══ PAGE EXTRACT ══
# Optimizing Majority Voting Based Systems Under a Resource Constraint for   Multiclass Problems

**Authors:** Attila Tiba, Andras Hajdu, Gyorgy Terdik, Henrietta Toman

arXiv: 1904.04360 · 2019-04-10

## TL;DR

This paper explores how to select the most accurate ensemble of classifiers under resource constraints using a novel stochastic approach, addressing a complex optimization problem in multiclass classification.

## Contribution

It introduces a new stochastic method for optimizing ensemble accuracy under resource limits, with theoretical insights into multiclass ensemble performance.

## Key findings

- The stochastic approach effectively finds high-accuracy ensembles.
- Theoretical analysis provides bounds on ensemble accuracy and variance.
- Method applicable to binary and multiclass classification problems.
═══
══ LISTED RECORDS ══
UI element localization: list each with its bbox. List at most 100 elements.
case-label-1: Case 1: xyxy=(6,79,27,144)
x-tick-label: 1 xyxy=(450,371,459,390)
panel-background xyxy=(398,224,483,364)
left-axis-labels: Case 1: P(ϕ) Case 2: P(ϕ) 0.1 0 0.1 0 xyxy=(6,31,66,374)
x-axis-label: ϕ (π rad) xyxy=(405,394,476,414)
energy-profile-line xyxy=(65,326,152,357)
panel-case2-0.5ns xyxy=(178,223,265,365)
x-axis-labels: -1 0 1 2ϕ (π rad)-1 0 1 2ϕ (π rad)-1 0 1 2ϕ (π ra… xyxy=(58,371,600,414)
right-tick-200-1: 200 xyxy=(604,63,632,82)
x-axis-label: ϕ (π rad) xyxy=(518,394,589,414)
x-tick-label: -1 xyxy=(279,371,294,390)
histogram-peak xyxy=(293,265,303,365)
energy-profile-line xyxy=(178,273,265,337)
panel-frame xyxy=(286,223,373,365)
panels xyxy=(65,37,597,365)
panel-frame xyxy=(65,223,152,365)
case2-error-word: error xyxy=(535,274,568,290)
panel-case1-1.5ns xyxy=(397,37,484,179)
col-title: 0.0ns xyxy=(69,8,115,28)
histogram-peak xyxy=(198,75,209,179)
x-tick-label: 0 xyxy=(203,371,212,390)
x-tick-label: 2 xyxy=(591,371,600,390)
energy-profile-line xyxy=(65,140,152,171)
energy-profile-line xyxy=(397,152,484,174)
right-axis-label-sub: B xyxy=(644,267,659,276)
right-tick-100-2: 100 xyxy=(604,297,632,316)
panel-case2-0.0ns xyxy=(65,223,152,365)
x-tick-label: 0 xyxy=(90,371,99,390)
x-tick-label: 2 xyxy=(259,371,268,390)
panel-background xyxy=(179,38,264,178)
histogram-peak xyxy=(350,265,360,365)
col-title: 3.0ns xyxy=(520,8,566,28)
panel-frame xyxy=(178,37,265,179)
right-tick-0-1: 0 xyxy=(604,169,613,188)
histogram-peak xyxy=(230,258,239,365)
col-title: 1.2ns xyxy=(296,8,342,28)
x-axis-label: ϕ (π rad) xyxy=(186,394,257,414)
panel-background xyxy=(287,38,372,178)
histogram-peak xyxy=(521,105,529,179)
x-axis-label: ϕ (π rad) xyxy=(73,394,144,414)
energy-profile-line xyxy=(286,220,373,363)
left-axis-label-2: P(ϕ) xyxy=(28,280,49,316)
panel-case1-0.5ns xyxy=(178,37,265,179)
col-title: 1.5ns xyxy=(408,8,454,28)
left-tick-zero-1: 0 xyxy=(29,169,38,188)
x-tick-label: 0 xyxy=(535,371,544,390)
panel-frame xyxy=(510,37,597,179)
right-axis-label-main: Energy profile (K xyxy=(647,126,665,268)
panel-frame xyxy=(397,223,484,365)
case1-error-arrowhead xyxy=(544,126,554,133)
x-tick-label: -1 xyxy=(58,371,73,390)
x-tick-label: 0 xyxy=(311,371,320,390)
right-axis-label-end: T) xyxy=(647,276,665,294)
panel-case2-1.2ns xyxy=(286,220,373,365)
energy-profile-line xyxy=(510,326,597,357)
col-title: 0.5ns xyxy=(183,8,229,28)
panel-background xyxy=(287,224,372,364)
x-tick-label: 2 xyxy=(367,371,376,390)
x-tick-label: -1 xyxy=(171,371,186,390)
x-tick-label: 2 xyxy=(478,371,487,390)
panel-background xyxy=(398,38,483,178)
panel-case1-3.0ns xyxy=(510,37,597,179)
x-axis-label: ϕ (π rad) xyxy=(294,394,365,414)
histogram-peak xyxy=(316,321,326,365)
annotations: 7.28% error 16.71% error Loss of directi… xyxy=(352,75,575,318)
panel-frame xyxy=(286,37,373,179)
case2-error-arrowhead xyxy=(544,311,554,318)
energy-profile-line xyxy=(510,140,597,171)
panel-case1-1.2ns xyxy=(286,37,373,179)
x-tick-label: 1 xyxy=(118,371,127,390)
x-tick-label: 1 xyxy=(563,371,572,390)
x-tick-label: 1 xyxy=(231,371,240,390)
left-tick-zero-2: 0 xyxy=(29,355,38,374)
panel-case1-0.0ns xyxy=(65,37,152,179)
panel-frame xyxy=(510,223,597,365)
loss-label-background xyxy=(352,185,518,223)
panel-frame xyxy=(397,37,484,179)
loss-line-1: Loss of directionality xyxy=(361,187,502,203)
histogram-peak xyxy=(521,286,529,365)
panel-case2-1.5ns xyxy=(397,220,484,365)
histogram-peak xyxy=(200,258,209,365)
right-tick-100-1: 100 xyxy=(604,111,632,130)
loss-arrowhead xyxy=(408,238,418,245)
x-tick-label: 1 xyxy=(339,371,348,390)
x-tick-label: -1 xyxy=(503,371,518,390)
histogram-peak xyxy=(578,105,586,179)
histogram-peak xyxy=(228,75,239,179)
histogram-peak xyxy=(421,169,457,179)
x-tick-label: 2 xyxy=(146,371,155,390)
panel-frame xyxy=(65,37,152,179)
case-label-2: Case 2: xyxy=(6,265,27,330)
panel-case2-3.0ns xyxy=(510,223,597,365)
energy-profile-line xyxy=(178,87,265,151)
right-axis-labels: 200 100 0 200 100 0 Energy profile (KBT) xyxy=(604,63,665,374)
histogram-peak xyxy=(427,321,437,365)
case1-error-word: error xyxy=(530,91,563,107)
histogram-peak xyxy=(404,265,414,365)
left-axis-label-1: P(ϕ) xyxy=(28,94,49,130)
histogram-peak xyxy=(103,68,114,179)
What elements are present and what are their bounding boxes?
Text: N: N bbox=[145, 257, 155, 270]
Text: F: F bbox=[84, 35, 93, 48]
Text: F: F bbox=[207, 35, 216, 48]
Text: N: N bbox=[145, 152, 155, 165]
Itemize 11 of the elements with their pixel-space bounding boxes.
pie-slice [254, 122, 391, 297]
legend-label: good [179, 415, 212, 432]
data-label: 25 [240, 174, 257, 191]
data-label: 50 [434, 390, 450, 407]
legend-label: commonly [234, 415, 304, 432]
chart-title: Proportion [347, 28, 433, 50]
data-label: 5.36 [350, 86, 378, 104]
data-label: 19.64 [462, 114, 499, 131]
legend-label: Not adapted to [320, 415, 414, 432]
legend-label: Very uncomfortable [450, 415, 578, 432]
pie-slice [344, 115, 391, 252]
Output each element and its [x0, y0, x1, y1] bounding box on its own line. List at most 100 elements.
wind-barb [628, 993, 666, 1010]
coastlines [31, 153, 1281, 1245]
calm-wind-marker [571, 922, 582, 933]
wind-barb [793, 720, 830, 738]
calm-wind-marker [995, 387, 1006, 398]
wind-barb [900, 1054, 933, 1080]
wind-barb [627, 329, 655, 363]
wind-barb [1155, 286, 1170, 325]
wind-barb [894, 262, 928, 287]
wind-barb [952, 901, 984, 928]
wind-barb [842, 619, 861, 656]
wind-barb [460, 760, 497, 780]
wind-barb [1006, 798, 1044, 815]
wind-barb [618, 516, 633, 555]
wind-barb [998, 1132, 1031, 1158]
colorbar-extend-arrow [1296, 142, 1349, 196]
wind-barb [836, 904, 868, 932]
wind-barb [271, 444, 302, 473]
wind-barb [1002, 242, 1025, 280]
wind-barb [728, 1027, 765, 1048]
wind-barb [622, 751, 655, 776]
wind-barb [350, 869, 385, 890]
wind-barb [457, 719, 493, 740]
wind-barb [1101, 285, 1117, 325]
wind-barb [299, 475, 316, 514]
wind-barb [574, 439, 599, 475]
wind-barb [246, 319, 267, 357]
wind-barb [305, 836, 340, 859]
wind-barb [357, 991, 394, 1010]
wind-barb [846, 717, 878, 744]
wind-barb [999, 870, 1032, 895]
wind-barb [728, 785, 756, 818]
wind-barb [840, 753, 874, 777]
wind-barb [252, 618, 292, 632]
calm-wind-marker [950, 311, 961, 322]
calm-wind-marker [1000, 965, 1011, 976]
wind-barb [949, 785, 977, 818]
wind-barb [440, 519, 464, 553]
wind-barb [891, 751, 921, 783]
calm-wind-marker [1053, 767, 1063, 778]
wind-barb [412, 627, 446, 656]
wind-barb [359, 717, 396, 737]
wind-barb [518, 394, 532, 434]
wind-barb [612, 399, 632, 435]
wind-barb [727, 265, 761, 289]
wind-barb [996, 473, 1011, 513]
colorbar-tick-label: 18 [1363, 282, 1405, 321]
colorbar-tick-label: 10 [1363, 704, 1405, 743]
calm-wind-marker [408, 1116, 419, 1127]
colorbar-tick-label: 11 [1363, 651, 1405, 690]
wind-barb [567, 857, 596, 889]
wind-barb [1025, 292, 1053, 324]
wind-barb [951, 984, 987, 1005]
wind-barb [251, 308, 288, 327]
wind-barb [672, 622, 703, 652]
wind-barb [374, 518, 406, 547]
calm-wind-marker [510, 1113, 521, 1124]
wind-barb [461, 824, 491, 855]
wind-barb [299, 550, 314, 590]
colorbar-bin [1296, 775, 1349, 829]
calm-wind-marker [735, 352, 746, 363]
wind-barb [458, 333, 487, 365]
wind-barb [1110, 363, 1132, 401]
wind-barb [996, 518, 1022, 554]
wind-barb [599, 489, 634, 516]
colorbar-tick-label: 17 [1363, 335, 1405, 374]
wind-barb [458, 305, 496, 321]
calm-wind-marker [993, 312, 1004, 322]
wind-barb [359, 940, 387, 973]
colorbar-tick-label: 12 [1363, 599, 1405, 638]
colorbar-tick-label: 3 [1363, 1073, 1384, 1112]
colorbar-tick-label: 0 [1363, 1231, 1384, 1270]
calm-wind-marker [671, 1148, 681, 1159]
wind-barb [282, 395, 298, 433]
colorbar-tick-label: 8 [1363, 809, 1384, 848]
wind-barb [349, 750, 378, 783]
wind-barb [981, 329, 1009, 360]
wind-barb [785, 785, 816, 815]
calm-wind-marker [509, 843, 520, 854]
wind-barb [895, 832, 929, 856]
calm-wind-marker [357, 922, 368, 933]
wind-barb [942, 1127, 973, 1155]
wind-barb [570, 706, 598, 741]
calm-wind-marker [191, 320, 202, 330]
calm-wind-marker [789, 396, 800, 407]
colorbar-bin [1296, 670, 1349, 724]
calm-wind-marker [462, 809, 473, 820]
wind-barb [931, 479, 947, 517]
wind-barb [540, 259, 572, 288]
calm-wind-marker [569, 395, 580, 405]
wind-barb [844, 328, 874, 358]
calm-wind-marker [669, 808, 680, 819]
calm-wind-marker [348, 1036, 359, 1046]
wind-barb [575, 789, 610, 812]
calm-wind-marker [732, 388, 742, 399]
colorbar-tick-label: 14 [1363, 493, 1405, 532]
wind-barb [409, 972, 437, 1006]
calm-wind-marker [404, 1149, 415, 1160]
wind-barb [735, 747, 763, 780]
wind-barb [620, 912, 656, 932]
═══
EXERCISE DIRECTIONS :: Continue the summary page about optimizing majority voting systems, picking up after its last key finding. The records have nothing to do with what you're asked to do here.

RESPONSE TO THIS EXERCISE ::
## Abstract

Ensemble-based approaches are very effective in various fields in raising the accuracy of its individual members, when some voting rule is applied for aggregating the individual decisions. In this paper, we investigate how to find and characterize the ensembles having the highest accuracy if the total cost of the ensemble members is bounded. This question leads to Knapsack problem with non-linear and non-separable objective function in binary and multiclass classification if the majority voting is chosen for the aggregation. As the conventional solving methods cannot be applied for this task, a novel stochastic approach was introduced in the binary case where the energy function is discussed as the joint probability function of the member accuracy. We show some theoretical results with respect to the expected ensemble accuracy and its variance in the multiclass classification problem which can help us to solve the Knapsack problem.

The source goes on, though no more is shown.